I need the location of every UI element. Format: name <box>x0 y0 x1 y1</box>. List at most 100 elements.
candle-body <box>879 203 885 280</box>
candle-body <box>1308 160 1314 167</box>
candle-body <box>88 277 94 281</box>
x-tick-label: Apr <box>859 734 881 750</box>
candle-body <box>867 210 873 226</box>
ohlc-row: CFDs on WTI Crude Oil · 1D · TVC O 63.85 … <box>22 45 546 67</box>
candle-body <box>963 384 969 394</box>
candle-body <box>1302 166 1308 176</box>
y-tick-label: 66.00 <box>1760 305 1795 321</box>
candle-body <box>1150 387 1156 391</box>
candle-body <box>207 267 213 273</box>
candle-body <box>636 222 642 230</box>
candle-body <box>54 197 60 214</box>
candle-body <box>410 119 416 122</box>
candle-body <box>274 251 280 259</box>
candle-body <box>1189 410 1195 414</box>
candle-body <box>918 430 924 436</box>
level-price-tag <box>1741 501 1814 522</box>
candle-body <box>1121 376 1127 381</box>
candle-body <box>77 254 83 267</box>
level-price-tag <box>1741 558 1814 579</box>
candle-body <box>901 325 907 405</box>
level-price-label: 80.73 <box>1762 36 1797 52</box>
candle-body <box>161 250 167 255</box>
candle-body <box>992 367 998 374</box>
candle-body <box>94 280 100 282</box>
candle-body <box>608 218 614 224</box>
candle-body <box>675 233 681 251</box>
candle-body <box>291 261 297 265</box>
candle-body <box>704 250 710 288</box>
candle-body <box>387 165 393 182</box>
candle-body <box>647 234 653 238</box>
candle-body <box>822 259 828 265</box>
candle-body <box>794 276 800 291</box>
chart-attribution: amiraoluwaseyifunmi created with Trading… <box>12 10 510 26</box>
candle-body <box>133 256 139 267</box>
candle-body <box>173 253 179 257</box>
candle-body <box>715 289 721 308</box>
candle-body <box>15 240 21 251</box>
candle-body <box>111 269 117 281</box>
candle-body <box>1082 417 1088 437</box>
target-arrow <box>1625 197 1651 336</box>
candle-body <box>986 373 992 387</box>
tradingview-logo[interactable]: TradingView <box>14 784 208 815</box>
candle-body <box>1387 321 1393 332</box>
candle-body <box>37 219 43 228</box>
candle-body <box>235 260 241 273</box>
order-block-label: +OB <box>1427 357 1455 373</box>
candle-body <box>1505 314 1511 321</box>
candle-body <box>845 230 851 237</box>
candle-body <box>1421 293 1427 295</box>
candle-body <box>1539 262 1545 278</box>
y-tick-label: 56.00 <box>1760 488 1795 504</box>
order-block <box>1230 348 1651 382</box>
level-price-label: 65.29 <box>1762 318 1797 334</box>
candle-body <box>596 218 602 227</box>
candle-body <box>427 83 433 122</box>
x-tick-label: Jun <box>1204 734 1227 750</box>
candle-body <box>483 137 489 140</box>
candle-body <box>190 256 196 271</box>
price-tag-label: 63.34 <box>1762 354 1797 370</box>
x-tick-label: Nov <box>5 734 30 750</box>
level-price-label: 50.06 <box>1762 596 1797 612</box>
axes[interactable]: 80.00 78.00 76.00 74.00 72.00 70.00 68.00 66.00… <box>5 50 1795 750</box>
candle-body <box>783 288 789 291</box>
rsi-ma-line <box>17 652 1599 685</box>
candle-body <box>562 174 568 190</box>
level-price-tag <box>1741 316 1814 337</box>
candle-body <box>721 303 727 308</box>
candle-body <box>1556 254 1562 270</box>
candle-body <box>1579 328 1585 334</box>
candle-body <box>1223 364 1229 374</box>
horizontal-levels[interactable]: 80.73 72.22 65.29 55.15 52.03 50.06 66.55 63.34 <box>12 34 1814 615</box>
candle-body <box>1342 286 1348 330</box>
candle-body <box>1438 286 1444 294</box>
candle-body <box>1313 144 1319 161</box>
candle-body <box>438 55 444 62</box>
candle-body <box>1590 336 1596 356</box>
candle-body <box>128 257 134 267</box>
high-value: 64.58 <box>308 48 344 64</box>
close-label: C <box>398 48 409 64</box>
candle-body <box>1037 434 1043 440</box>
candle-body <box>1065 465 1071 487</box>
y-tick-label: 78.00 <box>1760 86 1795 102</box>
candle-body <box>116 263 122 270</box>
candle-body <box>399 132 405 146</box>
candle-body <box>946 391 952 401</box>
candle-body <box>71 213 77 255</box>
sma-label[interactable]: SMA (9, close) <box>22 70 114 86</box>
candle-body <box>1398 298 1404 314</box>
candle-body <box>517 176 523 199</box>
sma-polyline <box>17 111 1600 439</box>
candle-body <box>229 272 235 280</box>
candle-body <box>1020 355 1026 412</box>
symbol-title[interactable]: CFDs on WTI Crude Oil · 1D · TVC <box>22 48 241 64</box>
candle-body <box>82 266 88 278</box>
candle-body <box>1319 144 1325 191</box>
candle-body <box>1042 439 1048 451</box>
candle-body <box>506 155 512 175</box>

__________________________________________________

Set out every line of the records above as a Markdown table with two columns, Row (a running number) and Line (the text of the line), omitting blank lines.

= ANSWER BELOW =
| Row | Line |
|---|---|
| 1 | I need the location of every UI element. Format: name <box>x0 y0 x1 y1</box>. List at most 100 elements. |
| 2 | candle-body <box>879 203 885 280</box> |
| 3 | candle-body <box>1308 160 1314 167</box> |
| 4 | candle-body <box>88 277 94 281</box> |
| 5 | x-tick-label: Apr <box>859 734 881 750</box> |
| 6 | candle-body <box>867 210 873 226</box> |
| 7 | ohlc-row: CFDs on WTI Crude Oil · 1D · TVC O 63.85 … <box>22 45 546 67</box> |
| 8 | candle-body <box>963 384 969 394</box> |
| 9 | candle-body <box>1302 166 1308 176</box> |
| 10 | y-tick-label: 66.00 <box>1760 305 1795 321</box> |
| 11 | candle-body <box>1150 387 1156 391</box> |
| 12 | candle-body <box>207 267 213 273</box> |
| 13 | candle-body <box>636 222 642 230</box> |
| 14 | candle-body <box>54 197 60 214</box> |
| 15 | candle-body <box>410 119 416 122</box> |
| 16 | candle-body <box>274 251 280 259</box> |
| 17 | candle-body <box>1189 410 1195 414</box> |
| 18 | candle-body <box>918 430 924 436</box> |
| 19 | level-price-tag <box>1741 501 1814 522</box> |
| 20 | candle-body <box>1121 376 1127 381</box> |
| 21 | candle-body <box>77 254 83 267</box> |
| 22 | level-price-tag <box>1741 558 1814 579</box> |
| 23 | candle-body <box>901 325 907 405</box> |
| 24 | level-price-label: 80.73 <box>1762 36 1797 52</box> |
| 25 | candle-body <box>161 250 167 255</box> |
| 26 | candle-body <box>992 367 998 374</box> |
| 27 | candle-body <box>94 280 100 282</box> |
| 28 | candle-body <box>608 218 614 224</box> |
| 29 | candle-body <box>675 233 681 251</box> |
| 30 | candle-body <box>291 261 297 265</box> |
| 31 | candle-body <box>704 250 710 288</box> |
| 32 | candle-body <box>387 165 393 182</box> |
| 33 | candle-body <box>647 234 653 238</box> |
| 34 | candle-body <box>822 259 828 265</box> |
| 35 | candle-body <box>794 276 800 291</box> |
| 36 | chart-attribution: amiraoluwaseyifunmi created with Trading… <box>12 10 510 26</box> |
| 37 | candle-body <box>133 256 139 267</box> |
| 38 | candle-body <box>173 253 179 257</box> |
| 39 | candle-body <box>715 289 721 308</box> |
| 40 | candle-body <box>15 240 21 251</box> |
| 41 | candle-body <box>111 269 117 281</box> |
| 42 | candle-body <box>1082 417 1088 437</box> |
| 43 | target-arrow <box>1625 197 1651 336</box> |
| 44 | candle-body <box>986 373 992 387</box> |
| 45 | tradingview-logo[interactable]: TradingView <box>14 784 208 815</box> |
| 46 | candle-body <box>1387 321 1393 332</box> |
| 47 | candle-body <box>37 219 43 228</box> |
| 48 | candle-body <box>235 260 241 273</box> |
| 49 | order-block-label: +OB <box>1427 357 1455 373</box> |
| 50 | candle-body <box>1505 314 1511 321</box> |
| 51 | candle-body <box>845 230 851 237</box> |
| 52 | candle-body <box>1421 293 1427 295</box> |
| 53 | candle-body <box>1539 262 1545 278</box> |
| 54 | y-tick-label: 56.00 <box>1760 488 1795 504</box> |
| 55 | order-block <box>1230 348 1651 382</box> |
| 56 | level-price-label: 65.29 <box>1762 318 1797 334</box> |
| 57 | candle-body <box>596 218 602 227</box> |
| 58 | candle-body <box>427 83 433 122</box> |
| 59 | x-tick-label: Jun <box>1204 734 1227 750</box> |
| 60 | candle-body <box>483 137 489 140</box> |
| 61 | candle-body <box>190 256 196 271</box> |
| 62 | price-tag-label: 63.34 <box>1762 354 1797 370</box> |
| 63 | x-tick-label: Nov <box>5 734 30 750</box> |
| 64 | level-price-label: 50.06 <box>1762 596 1797 612</box> |
| 65 | axes[interactable]: 80.00 78.00 76.00 74.00 72.00 70.00 68.00 66.00… <box>5 50 1795 750</box> |
| 66 | candle-body <box>783 288 789 291</box> |
| 67 | rsi-ma-line <box>17 652 1599 685</box> |
| 68 | candle-body <box>562 174 568 190</box> |
| 69 | level-price-tag <box>1741 316 1814 337</box> |
| 70 | candle-body <box>721 303 727 308</box> |
| 71 | candle-body <box>1556 254 1562 270</box> |
| 72 | candle-body <box>1579 328 1585 334</box> |
| 73 | candle-body <box>1223 364 1229 374</box> |
| 74 | horizontal-levels[interactable]: 80.73 72.22 65.29 55.15 52.03 50.06 66.55 63.34 <box>12 34 1814 615</box> |
| 75 | candle-body <box>1342 286 1348 330</box> |
| 76 | candle-body <box>1438 286 1444 294</box> |
| 77 | candle-body <box>1313 144 1319 161</box> |
| 78 | candle-body <box>438 55 444 62</box> |
| 79 | candle-body <box>1590 336 1596 356</box> |
| 80 | candle-body <box>128 257 134 267</box> |
| 81 | high-value: 64.58 <box>308 48 344 64</box> |
| 82 | close-label: C <box>398 48 409 64</box> |
| 83 | candle-body <box>1037 434 1043 440</box> |
| 84 | candle-body <box>1065 465 1071 487</box> |
| 85 | y-tick-label: 78.00 <box>1760 86 1795 102</box> |
| 86 | candle-body <box>116 263 122 270</box> |
| 87 | candle-body <box>399 132 405 146</box> |
| 88 | candle-body <box>946 391 952 401</box> |
| 89 | candle-body <box>71 213 77 255</box> |
| 90 | sma-label[interactable]: SMA (9, close) <box>22 70 114 86</box> |
| 91 | candle-body <box>1398 298 1404 314</box> |
| 92 | candle-body <box>517 176 523 199</box> |
| 93 | sma-polyline <box>17 111 1600 439</box> |
| 94 | candle-body <box>229 272 235 280</box> |
| 95 | candle-body <box>1020 355 1026 412</box> |
| 96 | symbol-title[interactable]: CFDs on WTI Crude Oil · 1D · TVC <box>22 48 241 64</box> |
| 97 | candle-body <box>82 266 88 278</box> |
| 98 | candle-body <box>1319 144 1325 191</box> |
| 99 | candle-body <box>1042 439 1048 451</box> |
| 100 | candle-body <box>506 155 512 175</box> |